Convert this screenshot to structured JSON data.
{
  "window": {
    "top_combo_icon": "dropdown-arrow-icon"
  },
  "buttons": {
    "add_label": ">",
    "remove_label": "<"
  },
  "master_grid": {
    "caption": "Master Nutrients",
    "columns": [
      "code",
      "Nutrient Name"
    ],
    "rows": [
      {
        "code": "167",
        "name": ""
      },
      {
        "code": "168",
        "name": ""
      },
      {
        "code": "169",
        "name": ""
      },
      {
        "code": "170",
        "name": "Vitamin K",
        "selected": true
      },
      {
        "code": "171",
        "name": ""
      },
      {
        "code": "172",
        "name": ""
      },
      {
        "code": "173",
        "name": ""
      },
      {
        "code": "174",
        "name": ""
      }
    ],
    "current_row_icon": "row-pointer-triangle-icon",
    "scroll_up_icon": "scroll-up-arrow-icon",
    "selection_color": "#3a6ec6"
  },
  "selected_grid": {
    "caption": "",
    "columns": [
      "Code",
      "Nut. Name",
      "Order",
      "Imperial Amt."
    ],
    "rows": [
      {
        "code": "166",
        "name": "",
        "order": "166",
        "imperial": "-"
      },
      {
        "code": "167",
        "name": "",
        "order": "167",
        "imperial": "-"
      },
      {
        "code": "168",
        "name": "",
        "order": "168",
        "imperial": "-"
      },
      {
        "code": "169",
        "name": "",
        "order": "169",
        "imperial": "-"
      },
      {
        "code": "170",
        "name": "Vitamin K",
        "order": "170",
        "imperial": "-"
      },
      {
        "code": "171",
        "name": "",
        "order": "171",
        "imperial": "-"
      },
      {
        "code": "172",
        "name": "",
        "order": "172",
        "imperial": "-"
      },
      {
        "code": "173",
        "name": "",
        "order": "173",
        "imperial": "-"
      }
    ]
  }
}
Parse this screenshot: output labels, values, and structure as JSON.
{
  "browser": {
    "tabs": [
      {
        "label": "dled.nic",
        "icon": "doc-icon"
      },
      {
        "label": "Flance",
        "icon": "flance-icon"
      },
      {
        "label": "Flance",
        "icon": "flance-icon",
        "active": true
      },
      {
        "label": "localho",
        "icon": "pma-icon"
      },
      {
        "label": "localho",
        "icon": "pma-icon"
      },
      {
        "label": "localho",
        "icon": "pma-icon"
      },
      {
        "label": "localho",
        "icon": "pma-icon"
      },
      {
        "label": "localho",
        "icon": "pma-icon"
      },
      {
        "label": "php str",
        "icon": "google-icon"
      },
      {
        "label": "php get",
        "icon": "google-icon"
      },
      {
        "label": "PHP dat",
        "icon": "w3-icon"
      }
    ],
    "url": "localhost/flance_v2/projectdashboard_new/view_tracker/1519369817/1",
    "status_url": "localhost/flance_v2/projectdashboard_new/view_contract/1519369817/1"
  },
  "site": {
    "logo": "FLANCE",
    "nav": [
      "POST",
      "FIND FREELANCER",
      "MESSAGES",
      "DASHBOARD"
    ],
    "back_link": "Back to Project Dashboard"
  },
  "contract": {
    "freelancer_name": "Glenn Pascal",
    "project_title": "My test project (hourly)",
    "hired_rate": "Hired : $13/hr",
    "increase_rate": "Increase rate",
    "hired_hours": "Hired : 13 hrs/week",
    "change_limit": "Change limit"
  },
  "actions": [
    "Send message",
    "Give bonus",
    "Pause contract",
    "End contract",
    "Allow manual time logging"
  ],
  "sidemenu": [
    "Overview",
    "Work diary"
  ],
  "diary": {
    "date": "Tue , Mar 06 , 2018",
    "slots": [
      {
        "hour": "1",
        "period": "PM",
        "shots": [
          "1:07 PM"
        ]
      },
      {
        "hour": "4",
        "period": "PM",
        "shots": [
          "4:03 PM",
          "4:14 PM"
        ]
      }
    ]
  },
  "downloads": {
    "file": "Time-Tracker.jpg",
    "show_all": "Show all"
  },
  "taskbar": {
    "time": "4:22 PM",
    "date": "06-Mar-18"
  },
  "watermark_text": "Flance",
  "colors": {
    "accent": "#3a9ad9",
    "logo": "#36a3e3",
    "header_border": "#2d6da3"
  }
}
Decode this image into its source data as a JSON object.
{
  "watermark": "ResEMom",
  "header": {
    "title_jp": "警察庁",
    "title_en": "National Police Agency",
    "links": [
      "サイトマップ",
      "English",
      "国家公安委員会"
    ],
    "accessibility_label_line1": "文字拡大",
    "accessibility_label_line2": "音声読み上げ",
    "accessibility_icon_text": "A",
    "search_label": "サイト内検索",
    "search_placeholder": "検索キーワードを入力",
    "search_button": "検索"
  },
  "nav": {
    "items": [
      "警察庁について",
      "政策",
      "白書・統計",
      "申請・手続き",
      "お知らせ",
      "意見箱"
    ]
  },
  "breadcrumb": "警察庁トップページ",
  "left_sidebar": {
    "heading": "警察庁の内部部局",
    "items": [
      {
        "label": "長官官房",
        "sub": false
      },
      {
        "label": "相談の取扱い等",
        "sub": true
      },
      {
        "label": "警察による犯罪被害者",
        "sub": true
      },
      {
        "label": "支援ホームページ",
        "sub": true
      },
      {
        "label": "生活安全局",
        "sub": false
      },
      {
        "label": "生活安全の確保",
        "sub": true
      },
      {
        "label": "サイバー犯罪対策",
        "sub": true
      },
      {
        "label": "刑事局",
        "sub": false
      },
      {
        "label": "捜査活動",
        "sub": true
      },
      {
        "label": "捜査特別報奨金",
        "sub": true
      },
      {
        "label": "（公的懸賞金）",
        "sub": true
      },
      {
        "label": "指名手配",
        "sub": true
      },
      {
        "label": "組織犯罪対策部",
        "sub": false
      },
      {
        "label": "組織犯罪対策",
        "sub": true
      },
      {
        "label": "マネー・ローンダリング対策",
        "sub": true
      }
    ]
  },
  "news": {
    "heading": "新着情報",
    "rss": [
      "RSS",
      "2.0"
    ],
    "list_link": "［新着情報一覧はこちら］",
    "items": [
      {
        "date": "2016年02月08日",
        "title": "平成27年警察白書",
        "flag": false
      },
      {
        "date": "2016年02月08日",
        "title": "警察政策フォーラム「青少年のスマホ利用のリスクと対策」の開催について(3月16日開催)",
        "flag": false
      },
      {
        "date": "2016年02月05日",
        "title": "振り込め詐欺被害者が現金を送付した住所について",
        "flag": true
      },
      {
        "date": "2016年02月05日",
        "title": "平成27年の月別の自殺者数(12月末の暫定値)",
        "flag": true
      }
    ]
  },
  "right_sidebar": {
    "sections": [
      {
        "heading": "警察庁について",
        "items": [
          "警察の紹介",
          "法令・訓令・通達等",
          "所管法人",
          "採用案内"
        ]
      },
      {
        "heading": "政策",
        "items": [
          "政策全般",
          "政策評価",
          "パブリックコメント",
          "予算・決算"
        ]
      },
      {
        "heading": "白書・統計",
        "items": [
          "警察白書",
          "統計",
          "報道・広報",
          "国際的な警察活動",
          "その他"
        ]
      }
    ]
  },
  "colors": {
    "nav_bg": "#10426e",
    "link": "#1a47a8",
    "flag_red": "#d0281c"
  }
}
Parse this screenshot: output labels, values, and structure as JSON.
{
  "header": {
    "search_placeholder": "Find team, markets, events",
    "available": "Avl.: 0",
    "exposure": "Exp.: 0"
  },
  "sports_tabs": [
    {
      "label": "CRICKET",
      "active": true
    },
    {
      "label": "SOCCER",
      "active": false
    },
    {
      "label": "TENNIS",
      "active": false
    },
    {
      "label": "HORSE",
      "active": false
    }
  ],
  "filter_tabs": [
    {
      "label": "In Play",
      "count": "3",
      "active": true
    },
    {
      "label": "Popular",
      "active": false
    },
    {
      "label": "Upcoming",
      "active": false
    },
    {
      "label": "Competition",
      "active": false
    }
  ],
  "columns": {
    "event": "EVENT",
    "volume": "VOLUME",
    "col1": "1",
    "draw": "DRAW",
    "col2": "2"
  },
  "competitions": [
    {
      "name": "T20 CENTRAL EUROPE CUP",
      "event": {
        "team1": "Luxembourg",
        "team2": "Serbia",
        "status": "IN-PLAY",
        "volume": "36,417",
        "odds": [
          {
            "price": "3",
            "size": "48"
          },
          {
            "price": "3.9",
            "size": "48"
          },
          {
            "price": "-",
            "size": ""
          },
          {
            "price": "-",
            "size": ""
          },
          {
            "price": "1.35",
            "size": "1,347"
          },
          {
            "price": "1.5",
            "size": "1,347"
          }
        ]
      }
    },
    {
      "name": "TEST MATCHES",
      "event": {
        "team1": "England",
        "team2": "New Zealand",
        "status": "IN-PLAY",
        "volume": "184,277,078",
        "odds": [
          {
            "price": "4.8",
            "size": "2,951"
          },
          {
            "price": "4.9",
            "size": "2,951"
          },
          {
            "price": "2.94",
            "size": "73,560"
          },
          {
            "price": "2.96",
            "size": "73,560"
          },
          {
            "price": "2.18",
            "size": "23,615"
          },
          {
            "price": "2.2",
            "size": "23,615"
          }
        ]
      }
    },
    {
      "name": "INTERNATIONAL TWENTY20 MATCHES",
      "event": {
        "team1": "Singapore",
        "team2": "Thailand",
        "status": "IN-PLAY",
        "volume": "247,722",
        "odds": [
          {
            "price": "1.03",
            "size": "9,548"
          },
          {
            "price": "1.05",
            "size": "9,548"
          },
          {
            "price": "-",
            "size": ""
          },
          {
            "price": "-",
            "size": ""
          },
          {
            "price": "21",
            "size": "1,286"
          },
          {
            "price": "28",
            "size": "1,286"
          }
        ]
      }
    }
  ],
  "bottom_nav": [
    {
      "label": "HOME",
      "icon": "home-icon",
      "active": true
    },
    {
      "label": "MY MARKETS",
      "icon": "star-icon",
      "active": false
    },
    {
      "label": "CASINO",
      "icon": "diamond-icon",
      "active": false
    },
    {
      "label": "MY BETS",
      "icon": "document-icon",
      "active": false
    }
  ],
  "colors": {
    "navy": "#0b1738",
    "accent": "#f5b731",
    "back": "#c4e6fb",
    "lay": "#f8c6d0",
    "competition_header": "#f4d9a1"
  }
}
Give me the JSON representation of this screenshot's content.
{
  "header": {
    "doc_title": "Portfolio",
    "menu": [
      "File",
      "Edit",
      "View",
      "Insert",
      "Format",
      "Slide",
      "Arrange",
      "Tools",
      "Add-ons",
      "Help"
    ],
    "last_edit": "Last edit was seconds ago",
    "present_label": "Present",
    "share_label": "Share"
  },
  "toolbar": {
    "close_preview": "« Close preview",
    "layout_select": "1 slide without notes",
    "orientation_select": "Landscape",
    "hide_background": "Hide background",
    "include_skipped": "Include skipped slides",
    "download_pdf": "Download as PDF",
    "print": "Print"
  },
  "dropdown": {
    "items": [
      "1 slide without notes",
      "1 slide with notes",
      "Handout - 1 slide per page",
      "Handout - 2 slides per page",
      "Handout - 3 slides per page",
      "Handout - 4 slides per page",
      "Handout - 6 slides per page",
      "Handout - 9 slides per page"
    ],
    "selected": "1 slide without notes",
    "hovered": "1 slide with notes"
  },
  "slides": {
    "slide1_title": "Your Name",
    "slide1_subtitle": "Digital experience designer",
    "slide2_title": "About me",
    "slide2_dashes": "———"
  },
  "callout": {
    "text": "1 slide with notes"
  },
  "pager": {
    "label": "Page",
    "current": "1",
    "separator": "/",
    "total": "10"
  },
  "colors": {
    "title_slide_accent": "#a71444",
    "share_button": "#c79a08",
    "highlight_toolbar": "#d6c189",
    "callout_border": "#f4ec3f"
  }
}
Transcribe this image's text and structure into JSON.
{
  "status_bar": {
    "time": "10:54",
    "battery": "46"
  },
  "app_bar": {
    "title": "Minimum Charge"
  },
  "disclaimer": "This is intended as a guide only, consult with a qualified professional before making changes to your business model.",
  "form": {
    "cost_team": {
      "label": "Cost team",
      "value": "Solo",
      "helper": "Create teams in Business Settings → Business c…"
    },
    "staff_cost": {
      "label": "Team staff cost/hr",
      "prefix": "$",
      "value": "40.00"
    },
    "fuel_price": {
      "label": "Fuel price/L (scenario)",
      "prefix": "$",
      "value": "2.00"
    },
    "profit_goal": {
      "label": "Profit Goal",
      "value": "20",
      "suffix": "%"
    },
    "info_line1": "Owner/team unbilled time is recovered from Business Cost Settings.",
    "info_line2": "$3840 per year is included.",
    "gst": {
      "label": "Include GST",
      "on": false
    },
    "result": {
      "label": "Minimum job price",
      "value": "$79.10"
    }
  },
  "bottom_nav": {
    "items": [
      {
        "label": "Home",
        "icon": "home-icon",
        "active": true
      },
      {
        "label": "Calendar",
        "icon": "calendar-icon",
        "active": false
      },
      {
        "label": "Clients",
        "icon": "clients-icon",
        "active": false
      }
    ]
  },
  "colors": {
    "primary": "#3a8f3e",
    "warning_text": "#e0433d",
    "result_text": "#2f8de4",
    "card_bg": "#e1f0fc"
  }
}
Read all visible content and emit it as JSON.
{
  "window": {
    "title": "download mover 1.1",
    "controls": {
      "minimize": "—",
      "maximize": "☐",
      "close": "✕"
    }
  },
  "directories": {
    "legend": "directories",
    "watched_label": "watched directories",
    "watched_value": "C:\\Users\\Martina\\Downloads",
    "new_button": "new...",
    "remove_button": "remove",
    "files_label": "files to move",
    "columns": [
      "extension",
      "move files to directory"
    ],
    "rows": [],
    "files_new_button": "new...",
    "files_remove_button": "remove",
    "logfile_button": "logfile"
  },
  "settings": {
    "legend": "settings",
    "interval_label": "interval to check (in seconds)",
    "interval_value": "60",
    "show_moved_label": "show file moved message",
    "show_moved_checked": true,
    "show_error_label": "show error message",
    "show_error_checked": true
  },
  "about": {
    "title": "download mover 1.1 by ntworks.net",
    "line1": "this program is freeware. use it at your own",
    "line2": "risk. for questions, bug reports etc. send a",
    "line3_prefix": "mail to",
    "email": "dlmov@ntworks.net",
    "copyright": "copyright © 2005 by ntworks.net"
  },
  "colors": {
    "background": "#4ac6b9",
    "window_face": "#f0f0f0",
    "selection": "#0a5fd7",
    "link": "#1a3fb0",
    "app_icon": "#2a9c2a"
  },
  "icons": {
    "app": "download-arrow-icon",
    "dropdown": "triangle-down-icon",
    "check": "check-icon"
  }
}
= = = = =
- [Request]: Repeat word for word each line from the one with "Read all visible content and emit it as JSON." to the end of the records above, inclusive.

- [Result]:
Read all visible content and emit it as JSON.
{
  "window": {
    "title": "download mover 1.1",
    "controls": {
      "minimize": "—",
      "maximize": "☐",
      "close": "✕"
    }
  },
  "directories": {
    "legend": "directories",
    "watched_label": "watched directories",
    "watched_value": "C:\\Users\\Martina\\Downloads",
    "new_button": "new...",
    "remove_button": "remove",
    "files_label": "files to move",
    "columns": [
      "extension",
      "move files to directory"
    ],
    "rows": [],
    "files_new_button": "new...",
    "files_remove_button": "remove",
    "logfile_button": "logfile"
  },
  "settings": {
    "legend": "settings",
    "interval_label": "interval to check (in seconds)",
    "interval_value": "60",
    "show_moved_label": "show file moved message",
    "show_moved_checked": true,
    "show_error_label": "show error message",
    "show_error_checked": true
  },
  "about": {
    "title": "download mover 1.1 by ntworks.net",
    "line1": "this program is freeware. use it at your own",
    "line2": "risk. for questions, bug reports etc. send a",
    "line3_prefix": "mail to",
    "email": "dlmov@ntworks.net",
    "copyright": "copyright © 2005 by ntworks.net"
  },
  "colors": {
    "background": "#4ac6b9",
    "window_face": "#f0f0f0",
    "selection": "#0a5fd7",
    "link": "#1a3fb0",
    "app_icon": "#2a9c2a"
  },
  "icons": {
    "app": "download-arrow-icon",
    "dropdown": "triangle-down-icon",
    "check": "check-icon"
  }
}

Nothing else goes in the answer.